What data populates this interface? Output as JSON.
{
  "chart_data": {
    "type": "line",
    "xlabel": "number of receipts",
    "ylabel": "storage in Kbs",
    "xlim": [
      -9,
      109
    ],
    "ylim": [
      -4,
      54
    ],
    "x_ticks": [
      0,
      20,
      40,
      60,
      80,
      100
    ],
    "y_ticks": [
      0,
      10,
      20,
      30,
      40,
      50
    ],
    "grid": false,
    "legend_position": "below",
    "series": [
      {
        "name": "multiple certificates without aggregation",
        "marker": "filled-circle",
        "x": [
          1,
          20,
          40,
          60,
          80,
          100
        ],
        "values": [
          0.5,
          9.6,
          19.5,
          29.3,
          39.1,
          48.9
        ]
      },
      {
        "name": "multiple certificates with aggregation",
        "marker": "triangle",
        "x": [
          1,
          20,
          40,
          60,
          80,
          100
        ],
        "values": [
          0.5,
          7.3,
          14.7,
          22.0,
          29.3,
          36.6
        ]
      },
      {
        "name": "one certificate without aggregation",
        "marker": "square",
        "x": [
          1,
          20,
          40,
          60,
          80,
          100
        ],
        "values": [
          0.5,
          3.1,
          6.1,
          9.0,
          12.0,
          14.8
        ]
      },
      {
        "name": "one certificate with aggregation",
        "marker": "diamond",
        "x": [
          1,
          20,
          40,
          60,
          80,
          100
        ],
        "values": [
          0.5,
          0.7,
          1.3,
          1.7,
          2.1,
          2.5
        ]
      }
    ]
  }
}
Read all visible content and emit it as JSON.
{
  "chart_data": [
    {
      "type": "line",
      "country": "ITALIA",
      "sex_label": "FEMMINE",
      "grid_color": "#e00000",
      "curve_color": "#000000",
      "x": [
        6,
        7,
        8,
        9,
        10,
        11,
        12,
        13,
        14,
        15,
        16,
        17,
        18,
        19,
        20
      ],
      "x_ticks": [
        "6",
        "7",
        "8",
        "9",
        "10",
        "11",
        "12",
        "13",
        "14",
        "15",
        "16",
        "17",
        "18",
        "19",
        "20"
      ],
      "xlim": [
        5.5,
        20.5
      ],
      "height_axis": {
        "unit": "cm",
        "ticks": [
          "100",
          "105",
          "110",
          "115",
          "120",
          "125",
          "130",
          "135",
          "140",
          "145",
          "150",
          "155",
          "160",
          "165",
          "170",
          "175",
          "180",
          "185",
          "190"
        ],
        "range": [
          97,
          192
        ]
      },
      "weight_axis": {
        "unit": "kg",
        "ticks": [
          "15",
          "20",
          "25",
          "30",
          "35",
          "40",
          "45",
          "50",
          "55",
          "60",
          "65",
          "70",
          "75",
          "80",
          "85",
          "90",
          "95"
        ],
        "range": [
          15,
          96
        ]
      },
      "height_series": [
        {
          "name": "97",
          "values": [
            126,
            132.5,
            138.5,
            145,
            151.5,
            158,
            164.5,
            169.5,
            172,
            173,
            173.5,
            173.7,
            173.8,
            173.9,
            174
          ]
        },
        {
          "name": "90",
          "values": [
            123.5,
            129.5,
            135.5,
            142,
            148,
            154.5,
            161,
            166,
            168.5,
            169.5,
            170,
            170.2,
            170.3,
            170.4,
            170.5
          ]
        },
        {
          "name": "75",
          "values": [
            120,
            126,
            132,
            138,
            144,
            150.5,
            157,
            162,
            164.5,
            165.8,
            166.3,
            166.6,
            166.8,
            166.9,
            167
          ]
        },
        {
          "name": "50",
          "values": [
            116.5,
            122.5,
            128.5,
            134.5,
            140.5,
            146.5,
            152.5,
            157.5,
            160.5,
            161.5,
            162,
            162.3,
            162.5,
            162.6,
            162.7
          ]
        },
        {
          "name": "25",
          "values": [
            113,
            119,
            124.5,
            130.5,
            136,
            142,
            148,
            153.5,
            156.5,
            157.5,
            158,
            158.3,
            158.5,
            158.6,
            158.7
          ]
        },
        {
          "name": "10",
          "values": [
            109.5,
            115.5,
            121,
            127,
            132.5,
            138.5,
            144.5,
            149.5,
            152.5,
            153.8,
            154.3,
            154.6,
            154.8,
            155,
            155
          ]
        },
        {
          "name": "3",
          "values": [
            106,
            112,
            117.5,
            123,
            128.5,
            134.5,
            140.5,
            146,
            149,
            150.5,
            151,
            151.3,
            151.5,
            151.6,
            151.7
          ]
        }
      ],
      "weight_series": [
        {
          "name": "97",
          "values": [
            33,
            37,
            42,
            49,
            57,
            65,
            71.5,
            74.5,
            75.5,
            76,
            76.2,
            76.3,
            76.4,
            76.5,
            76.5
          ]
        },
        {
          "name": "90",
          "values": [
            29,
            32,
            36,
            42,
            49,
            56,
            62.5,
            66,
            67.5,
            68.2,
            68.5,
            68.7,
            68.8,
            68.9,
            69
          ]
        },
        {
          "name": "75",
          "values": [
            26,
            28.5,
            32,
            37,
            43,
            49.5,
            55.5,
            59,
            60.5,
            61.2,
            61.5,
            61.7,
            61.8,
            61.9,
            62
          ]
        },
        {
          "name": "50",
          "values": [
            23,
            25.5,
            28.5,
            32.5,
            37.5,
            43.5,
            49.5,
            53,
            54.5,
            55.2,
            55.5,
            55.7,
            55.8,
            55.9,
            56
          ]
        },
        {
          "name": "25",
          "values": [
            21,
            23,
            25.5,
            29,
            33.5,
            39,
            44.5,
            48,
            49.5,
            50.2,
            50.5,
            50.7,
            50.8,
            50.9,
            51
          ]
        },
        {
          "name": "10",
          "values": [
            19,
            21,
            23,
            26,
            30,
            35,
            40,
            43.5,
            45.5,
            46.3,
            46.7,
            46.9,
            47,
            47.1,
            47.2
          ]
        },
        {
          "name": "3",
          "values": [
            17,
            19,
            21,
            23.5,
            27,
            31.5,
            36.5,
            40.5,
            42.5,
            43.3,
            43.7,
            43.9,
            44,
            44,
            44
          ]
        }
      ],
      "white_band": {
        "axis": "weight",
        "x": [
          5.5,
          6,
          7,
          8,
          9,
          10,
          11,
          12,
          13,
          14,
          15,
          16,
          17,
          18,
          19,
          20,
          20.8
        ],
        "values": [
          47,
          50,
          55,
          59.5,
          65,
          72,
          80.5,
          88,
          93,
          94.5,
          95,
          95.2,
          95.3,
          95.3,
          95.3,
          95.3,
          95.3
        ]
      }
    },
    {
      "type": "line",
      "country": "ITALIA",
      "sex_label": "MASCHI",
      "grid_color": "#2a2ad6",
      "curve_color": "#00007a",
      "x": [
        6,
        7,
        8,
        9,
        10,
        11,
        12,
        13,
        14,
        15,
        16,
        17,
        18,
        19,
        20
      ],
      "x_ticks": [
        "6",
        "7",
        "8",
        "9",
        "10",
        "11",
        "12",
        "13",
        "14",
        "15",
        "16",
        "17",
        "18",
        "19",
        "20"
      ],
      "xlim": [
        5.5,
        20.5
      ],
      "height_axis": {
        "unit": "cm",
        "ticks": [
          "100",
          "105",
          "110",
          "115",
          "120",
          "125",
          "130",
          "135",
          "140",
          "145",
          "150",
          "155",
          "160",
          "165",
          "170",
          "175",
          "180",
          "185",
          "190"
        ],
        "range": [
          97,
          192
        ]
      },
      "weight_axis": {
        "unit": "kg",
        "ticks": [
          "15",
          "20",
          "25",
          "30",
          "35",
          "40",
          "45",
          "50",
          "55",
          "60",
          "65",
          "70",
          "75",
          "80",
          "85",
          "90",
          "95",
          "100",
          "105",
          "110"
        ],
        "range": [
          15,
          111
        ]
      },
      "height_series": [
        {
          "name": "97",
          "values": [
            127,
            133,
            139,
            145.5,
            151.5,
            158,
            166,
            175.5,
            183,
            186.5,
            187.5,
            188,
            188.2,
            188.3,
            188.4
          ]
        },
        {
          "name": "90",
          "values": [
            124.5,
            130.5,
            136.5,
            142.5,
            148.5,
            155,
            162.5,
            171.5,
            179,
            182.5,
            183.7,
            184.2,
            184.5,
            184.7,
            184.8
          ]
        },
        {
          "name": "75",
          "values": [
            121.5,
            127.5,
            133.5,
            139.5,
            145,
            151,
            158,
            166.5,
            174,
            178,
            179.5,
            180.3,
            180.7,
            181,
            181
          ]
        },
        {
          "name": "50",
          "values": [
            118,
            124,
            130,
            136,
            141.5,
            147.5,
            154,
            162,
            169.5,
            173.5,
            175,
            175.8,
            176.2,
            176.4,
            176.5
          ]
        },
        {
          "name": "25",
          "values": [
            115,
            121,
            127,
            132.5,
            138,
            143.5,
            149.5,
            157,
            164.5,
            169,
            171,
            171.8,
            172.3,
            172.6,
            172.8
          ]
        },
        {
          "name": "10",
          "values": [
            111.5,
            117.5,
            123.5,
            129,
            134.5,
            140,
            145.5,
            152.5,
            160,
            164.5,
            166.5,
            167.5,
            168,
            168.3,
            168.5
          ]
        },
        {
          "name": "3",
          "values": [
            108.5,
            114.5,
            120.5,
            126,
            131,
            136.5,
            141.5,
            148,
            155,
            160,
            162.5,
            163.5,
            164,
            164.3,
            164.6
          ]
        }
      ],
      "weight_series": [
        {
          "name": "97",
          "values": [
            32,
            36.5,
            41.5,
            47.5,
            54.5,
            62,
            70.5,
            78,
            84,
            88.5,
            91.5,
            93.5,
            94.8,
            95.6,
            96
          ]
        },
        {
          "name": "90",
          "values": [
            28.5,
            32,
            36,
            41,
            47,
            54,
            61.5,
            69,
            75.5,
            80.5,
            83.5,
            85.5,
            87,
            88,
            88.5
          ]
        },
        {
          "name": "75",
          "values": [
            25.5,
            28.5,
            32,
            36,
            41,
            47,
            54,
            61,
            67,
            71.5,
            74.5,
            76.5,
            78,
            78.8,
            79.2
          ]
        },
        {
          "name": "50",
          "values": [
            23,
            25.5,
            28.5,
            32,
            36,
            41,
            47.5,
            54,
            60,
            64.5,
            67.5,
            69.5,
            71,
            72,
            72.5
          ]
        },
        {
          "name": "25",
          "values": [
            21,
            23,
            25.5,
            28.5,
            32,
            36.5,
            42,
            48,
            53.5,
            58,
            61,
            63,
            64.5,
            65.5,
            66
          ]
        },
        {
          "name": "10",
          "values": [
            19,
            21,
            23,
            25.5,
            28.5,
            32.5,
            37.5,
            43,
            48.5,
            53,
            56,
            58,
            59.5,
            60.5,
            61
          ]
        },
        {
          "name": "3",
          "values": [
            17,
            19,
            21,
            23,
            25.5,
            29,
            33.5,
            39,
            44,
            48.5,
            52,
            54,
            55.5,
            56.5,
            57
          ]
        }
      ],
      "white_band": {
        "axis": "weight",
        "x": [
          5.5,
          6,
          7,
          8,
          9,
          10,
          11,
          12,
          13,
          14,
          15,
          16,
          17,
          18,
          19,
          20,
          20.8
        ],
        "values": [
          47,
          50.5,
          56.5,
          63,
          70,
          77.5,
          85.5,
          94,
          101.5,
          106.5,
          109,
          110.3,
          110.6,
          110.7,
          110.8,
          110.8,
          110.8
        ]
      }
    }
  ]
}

- - - - - - -

## Directive
Tell how many lines in the records above contain "aggregation", giving the number and no other words.

## Answer to the task
4